Task objective: How many lines of these records hold the string "type"? Reply with the number alone.

Raw records:
----------------

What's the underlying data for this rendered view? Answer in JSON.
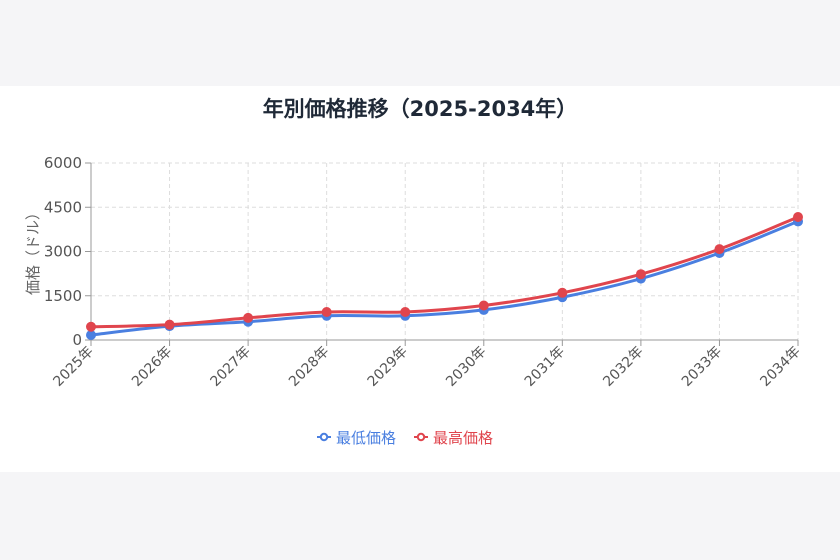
{
  "chart_data": {
    "type": "line",
    "title": "年別価格推移（2025-2034年）",
    "ylabel": "価格（ドル）",
    "xlabel": "",
    "categories": [
      "2025年",
      "2026年",
      "2027年",
      "2028年",
      "2029年",
      "2030年",
      "2031年",
      "2032年",
      "2033年",
      "2034年"
    ],
    "y_ticks": [
      "0",
      "1500",
      "3000",
      "4500",
      "6000"
    ],
    "ylim": [
      0,
      6000
    ],
    "grid": true,
    "legend_position": "bottom",
    "series": [
      {
        "name": "最低価格",
        "color": "#4a7fe0",
        "values": [
          170,
          470,
          620,
          820,
          820,
          1020,
          1450,
          2080,
          2950,
          4020
        ]
      },
      {
        "name": "最高価格",
        "color": "#e0454d",
        "values": [
          450,
          520,
          750,
          950,
          950,
          1170,
          1600,
          2230,
          3080,
          4170
        ]
      }
    ]
  }
}
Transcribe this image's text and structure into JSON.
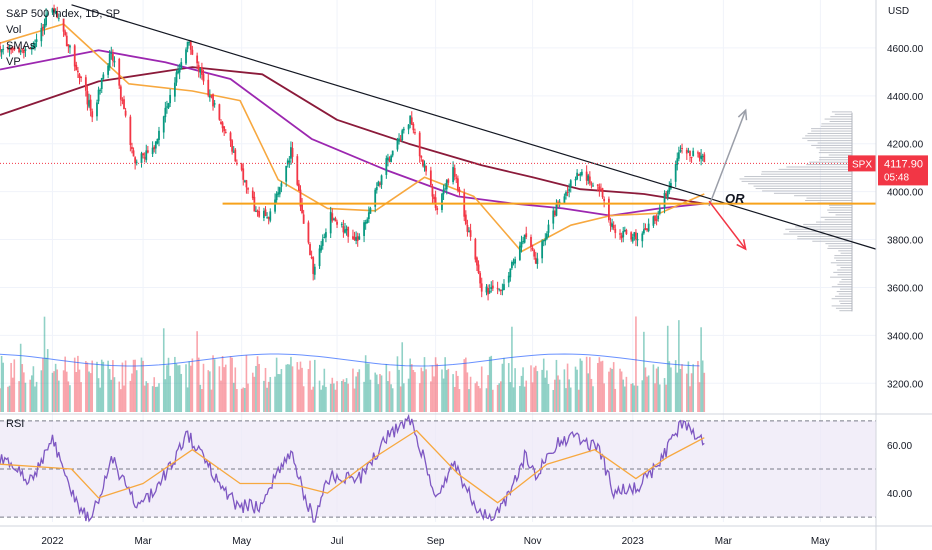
{
  "chart_data": [
    {
      "type": "candlestick",
      "title": "S&P 500 Index, 1D, SP",
      "indicators": [
        "Vol",
        "SMAs",
        "VP"
      ],
      "currency": "USD",
      "last_price": {
        "symbol": "SPX",
        "value": "4117.90",
        "countdown": "05:48",
        "color": "#f23645"
      },
      "y_ticks": [
        "4600.00",
        "4400.00",
        "4200.00",
        "4000.00",
        "3800.00",
        "3600.00",
        "3400.00",
        "3200.00"
      ],
      "y_tick_values": [
        4600,
        4400,
        4200,
        4000,
        3800,
        3600,
        3400,
        3200
      ],
      "ylim": [
        3080,
        4800
      ],
      "x_ticks": [
        "2022",
        "Mar",
        "May",
        "Jul",
        "Sep",
        "Nov",
        "2023",
        "Mar",
        "May"
      ],
      "x_tick_dates": [
        "2022-01-03",
        "2022-03-01",
        "2022-05-02",
        "2022-07-01",
        "2022-09-01",
        "2022-11-01",
        "2023-01-03",
        "2023-03-01",
        "2023-05-01"
      ],
      "xlim": [
        "2021-12-01",
        "2023-06-05"
      ],
      "price_path": [
        [
          "2021-12-01",
          4600
        ],
        [
          "2021-12-20",
          4580
        ],
        [
          "2022-01-03",
          4780
        ],
        [
          "2022-01-20",
          4490
        ],
        [
          "2022-01-28",
          4320
        ],
        [
          "2022-02-09",
          4590
        ],
        [
          "2022-02-24",
          4120
        ],
        [
          "2022-03-08",
          4180
        ],
        [
          "2022-03-29",
          4630
        ],
        [
          "2022-04-12",
          4400
        ],
        [
          "2022-04-29",
          4130
        ],
        [
          "2022-05-12",
          3900
        ],
        [
          "2022-05-20",
          3900
        ],
        [
          "2022-06-02",
          4170
        ],
        [
          "2022-06-16",
          3670
        ],
        [
          "2022-06-27",
          3900
        ],
        [
          "2022-07-14",
          3790
        ],
        [
          "2022-08-01",
          4120
        ],
        [
          "2022-08-16",
          4300
        ],
        [
          "2022-09-02",
          3920
        ],
        [
          "2022-09-12",
          4110
        ],
        [
          "2022-09-30",
          3590
        ],
        [
          "2022-10-12",
          3580
        ],
        [
          "2022-10-27",
          3810
        ],
        [
          "2022-11-03",
          3720
        ],
        [
          "2022-11-18",
          3970
        ],
        [
          "2022-12-01",
          4080
        ],
        [
          "2022-12-13",
          4020
        ],
        [
          "2022-12-22",
          3830
        ],
        [
          "2023-01-05",
          3810
        ],
        [
          "2023-01-19",
          3900
        ],
        [
          "2023-02-02",
          4170
        ],
        [
          "2023-02-07",
          4160
        ],
        [
          "2023-02-15",
          4150
        ],
        [
          "2023-02-17",
          4118
        ]
      ],
      "sma_short": [
        [
          "2021-12-01",
          4620
        ],
        [
          "2022-01-10",
          4700
        ],
        [
          "2022-02-20",
          4450
        ],
        [
          "2022-04-01",
          4420
        ],
        [
          "2022-05-01",
          4380
        ],
        [
          "2022-05-25",
          4050
        ],
        [
          "2022-06-25",
          3930
        ],
        [
          "2022-07-25",
          3920
        ],
        [
          "2022-08-25",
          4060
        ],
        [
          "2022-09-25",
          3980
        ],
        [
          "2022-10-25",
          3750
        ],
        [
          "2022-11-25",
          3860
        ],
        [
          "2022-12-20",
          3900
        ],
        [
          "2023-01-20",
          3910
        ],
        [
          "2023-02-17",
          3990
        ]
      ],
      "sma_mid": [
        [
          "2021-12-01",
          4510
        ],
        [
          "2022-02-01",
          4590
        ],
        [
          "2022-03-15",
          4540
        ],
        [
          "2022-04-25",
          4470
        ],
        [
          "2022-06-15",
          4220
        ],
        [
          "2022-08-01",
          4090
        ],
        [
          "2022-09-15",
          3980
        ],
        [
          "2022-10-20",
          3950
        ],
        [
          "2022-11-20",
          3930
        ],
        [
          "2022-12-20",
          3900
        ],
        [
          "2023-01-20",
          3930
        ],
        [
          "2023-02-17",
          3950
        ]
      ],
      "sma_long": [
        [
          "2021-12-01",
          4320
        ],
        [
          "2022-02-01",
          4460
        ],
        [
          "2022-04-01",
          4520
        ],
        [
          "2022-05-15",
          4490
        ],
        [
          "2022-07-01",
          4300
        ],
        [
          "2022-08-15",
          4200
        ],
        [
          "2022-09-30",
          4110
        ],
        [
          "2022-11-01",
          4060
        ],
        [
          "2022-12-01",
          4010
        ],
        [
          "2023-01-10",
          3990
        ],
        [
          "2023-02-17",
          3950
        ]
      ],
      "trendline": [
        [
          "2022-01-15",
          4780
        ],
        [
          "2023-06-05",
          3760
        ]
      ],
      "horizontal_level": 3950,
      "annotation": {
        "text": "OR",
        "price": 3960,
        "date": "2023-03-02"
      },
      "projection_up": [
        [
          "2023-02-20",
          3940
        ],
        [
          "2023-03-15",
          4340
        ]
      ],
      "projection_down": [
        [
          "2023-02-20",
          3960
        ],
        [
          "2023-03-15",
          3760
        ]
      ],
      "volume_profile": {
        "price_from": 3500,
        "price_to": 4330,
        "shape": "peak near 4000–4100, secondary near 3820"
      },
      "colors": {
        "up": "#089981",
        "down": "#f23645",
        "sma_short": "#f7a83f",
        "sma_mid": "#9c27b0",
        "sma_long": "#8b1a3a",
        "level": "#f7a21b",
        "trend": "#131722",
        "arrow_up": "#9a9ea8",
        "arrow_down": "#f23645",
        "volume_ma": "#2962ff",
        "profile": "#b2b5be"
      }
    },
    {
      "type": "line",
      "title": "RSI",
      "y_ticks": [
        "60.00",
        "40.00"
      ],
      "y_tick_values": [
        60,
        40
      ],
      "ylim": [
        28,
        72
      ],
      "bands": [
        30,
        50,
        70
      ],
      "rsi_path": [
        [
          "2021-12-01",
          55
        ],
        [
          "2021-12-20",
          45
        ],
        [
          "2022-01-03",
          62
        ],
        [
          "2022-01-20",
          32
        ],
        [
          "2022-01-28",
          30
        ],
        [
          "2022-02-09",
          55
        ],
        [
          "2022-02-24",
          36
        ],
        [
          "2022-03-08",
          40
        ],
        [
          "2022-03-29",
          64
        ],
        [
          "2022-04-12",
          50
        ],
        [
          "2022-04-29",
          35
        ],
        [
          "2022-05-12",
          34
        ],
        [
          "2022-06-02",
          56
        ],
        [
          "2022-06-16",
          29
        ],
        [
          "2022-06-27",
          48
        ],
        [
          "2022-07-14",
          45
        ],
        [
          "2022-08-01",
          63
        ],
        [
          "2022-08-16",
          71
        ],
        [
          "2022-09-02",
          38
        ],
        [
          "2022-09-12",
          53
        ],
        [
          "2022-09-30",
          30
        ],
        [
          "2022-10-12",
          33
        ],
        [
          "2022-10-27",
          55
        ],
        [
          "2022-11-03",
          48
        ],
        [
          "2022-11-18",
          62
        ],
        [
          "2022-12-01",
          63
        ],
        [
          "2022-12-13",
          58
        ],
        [
          "2022-12-22",
          40
        ],
        [
          "2023-01-05",
          42
        ],
        [
          "2023-01-19",
          52
        ],
        [
          "2023-02-02",
          68
        ],
        [
          "2023-02-07",
          67
        ],
        [
          "2023-02-17",
          60
        ]
      ],
      "rsi_ma_path": [
        [
          "2021-12-01",
          52
        ],
        [
          "2022-01-15",
          50
        ],
        [
          "2022-02-01",
          38
        ],
        [
          "2022-03-01",
          44
        ],
        [
          "2022-04-01",
          58
        ],
        [
          "2022-05-01",
          44
        ],
        [
          "2022-06-01",
          44
        ],
        [
          "2022-06-25",
          40
        ],
        [
          "2022-07-25",
          55
        ],
        [
          "2022-08-20",
          66
        ],
        [
          "2022-09-15",
          48
        ],
        [
          "2022-10-10",
          36
        ],
        [
          "2022-11-10",
          52
        ],
        [
          "2022-12-10",
          58
        ],
        [
          "2023-01-05",
          46
        ],
        [
          "2023-01-25",
          55
        ],
        [
          "2023-02-17",
          63
        ]
      ],
      "colors": {
        "rsi": "#7e57c2",
        "rsi_ma": "#f7a83f",
        "band_fill": "#ede7f6"
      }
    }
  ]
}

----------------

Correct answer: 3